Home My Page Projects PaStiX
Summary Activity Forums Lists Docs News Files

Forum: help

Monitor Forum | Start New Thread Start New Thread
RE: MPI deadlock with NOSMP version [ Reply ]
By: Xavier Lacoste on 2013-02-28 15:14
[forum:110637]
Nice,

I added the PGI.in file, it will be in next release (along with the pgc++ building fix in the patch).

Have a nice day,

Regards,

XL.

RE: MPI deadlock with NOSMP version [ Reply ]
By: Sven Dunston on 2013-02-28 14:32
[forum:110636]

of course, the error at the end turned out to be rather stupid. I was assuming that pastix distributes the matrix arrays to the other ranks. Of course it didn't and all ia, ja, aval, ... were 0 on all ranks but the master rank.

Thanks for your help, and I hope that it was also helpful for your side.
By the way, I'm using pastix now along with mpich-3.0.2. -> it works also with this version!

RE: MPI deadlock with NOSMP version [ Reply ]
By: Xavier Lacoste on 2013-02-28 07:55
[forum:110632]
Good idea, I'll had the PGI config.in in the repository.

MPI_Init should be sufficient as you are not using threads neither in Scotch or PaStiX.

Maybe you could run your application with valgrind to show if there is any memory corruption.

When you say the matrix is said symmetric with -np 2, it's a PaStiX print which says that (the LLt/LDLt print ) ? Maybe the iparm IPARM_SYM is corrupted ?

XL.

RE: MPI deadlock with NOSMP version [ Reply ]
By: Sven Dunston on 2013-02-27 16:19
[forum:110631]
For the example it is working fine. I can use it with mpirun -np [1-4]. However, for the application, the problem still exists. However after applying the patch, by recompiling pastix, there were no warnings anymore using the PGI compiler. This problem seems to be solved. I suggest you to deliver the config.in file with the pastix software package in the future so that it will be straightforward to compile it with the PGI compiler.

★ ★ ★ ★

**Aim**: Reproduce the part of the PaStiX forum thread that begins at the words "Thanks for your" and stops after the words "Scotch or PaStiX.".

**Region annotation listing**:
★ ★ ★ ★

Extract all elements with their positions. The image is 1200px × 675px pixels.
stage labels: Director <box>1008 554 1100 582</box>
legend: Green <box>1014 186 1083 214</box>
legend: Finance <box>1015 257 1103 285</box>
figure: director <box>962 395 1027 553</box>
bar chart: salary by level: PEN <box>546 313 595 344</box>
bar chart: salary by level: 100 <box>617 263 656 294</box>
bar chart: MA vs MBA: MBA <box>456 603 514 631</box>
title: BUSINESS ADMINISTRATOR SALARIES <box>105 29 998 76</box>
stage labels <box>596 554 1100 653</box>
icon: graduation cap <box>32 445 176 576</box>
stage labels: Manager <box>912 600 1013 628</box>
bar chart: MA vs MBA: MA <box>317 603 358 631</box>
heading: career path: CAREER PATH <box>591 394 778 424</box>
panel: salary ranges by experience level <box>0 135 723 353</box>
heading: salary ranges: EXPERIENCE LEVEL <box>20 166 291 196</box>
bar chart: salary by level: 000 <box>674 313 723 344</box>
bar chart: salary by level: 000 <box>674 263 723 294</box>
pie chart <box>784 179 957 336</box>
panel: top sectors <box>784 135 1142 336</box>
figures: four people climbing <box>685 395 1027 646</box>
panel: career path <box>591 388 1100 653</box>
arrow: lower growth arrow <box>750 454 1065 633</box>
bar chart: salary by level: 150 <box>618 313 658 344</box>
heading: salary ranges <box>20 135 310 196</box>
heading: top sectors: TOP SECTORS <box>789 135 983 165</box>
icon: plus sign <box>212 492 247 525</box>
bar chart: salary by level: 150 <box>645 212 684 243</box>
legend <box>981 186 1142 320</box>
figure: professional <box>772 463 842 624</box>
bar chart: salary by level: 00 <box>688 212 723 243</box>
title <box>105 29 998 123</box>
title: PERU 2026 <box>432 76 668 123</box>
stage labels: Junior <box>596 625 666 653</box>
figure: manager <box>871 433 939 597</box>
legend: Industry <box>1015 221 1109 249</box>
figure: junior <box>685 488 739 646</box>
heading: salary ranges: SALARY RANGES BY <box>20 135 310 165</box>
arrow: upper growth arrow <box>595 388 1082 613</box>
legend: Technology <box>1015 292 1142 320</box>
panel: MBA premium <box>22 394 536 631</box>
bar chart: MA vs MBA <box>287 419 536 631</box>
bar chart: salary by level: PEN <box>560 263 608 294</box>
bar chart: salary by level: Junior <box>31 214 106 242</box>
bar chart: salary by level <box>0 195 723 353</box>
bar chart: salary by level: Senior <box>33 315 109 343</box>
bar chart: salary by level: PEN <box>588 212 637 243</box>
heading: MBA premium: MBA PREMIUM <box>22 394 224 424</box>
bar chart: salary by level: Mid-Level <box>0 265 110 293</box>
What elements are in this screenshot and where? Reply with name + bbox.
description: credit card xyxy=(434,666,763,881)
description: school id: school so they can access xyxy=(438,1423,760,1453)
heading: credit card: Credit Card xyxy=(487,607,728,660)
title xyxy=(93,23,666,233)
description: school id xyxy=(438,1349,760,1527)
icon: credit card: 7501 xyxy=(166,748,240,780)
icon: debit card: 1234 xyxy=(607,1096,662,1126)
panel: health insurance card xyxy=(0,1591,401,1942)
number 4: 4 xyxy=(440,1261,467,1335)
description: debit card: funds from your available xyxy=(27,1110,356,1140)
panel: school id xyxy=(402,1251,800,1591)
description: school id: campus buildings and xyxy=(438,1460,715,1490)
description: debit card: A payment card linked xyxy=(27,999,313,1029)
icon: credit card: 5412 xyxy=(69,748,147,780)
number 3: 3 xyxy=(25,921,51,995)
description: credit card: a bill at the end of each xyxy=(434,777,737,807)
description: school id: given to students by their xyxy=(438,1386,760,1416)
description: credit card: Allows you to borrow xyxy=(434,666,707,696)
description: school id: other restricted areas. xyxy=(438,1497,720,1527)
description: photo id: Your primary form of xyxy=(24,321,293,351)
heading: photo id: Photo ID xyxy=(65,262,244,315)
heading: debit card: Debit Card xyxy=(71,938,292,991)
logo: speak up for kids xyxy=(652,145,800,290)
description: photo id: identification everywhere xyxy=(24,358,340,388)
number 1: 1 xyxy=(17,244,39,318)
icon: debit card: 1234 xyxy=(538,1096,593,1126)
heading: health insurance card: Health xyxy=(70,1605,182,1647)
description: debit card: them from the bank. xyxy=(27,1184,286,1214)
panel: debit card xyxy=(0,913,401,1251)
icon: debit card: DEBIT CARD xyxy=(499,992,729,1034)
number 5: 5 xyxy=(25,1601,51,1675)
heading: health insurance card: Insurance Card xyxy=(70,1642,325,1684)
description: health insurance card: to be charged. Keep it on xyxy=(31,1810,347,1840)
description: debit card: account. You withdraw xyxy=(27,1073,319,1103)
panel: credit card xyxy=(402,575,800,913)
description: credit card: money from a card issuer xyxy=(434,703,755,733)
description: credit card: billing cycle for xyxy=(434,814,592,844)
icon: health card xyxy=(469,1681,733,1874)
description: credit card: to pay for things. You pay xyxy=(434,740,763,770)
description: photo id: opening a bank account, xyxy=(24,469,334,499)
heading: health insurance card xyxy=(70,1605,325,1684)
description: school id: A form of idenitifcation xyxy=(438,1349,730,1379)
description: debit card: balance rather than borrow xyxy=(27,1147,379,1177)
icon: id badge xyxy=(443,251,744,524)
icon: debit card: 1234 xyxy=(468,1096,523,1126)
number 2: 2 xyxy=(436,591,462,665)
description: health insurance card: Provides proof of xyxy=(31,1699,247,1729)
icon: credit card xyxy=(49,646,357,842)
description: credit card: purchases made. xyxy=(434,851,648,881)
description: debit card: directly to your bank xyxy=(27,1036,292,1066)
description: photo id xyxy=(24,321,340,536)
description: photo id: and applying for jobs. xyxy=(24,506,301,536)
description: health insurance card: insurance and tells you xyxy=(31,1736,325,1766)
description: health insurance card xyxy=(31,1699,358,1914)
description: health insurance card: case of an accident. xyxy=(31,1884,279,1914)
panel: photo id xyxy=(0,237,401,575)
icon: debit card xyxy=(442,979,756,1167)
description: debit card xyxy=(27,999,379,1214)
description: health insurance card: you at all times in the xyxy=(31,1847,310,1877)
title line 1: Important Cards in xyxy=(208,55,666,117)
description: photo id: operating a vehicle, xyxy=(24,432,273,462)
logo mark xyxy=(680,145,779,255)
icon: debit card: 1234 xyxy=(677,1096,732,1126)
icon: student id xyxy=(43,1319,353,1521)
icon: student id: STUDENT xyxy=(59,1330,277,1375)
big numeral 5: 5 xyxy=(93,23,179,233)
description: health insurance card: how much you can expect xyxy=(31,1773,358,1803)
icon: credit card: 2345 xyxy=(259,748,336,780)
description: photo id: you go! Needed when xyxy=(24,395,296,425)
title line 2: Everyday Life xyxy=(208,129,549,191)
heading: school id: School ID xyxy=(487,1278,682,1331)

★ ★ ★ ★

**Reply**:
Thanks for your help, and I hope that it was also helpful for your side.
By the way, I'm using pastix now along with mpich-3.0.2. -> it works also with this version!

RE: MPI deadlock with NOSMP version [ Reply ]
By: Xavier Lacoste on 2013-02-28 07:55
[forum:110632]
Good idea, I'll had the PGI config.in in the repository.

MPI_Init should be sufficient as you are not using threads neither in Scotch or PaStiX.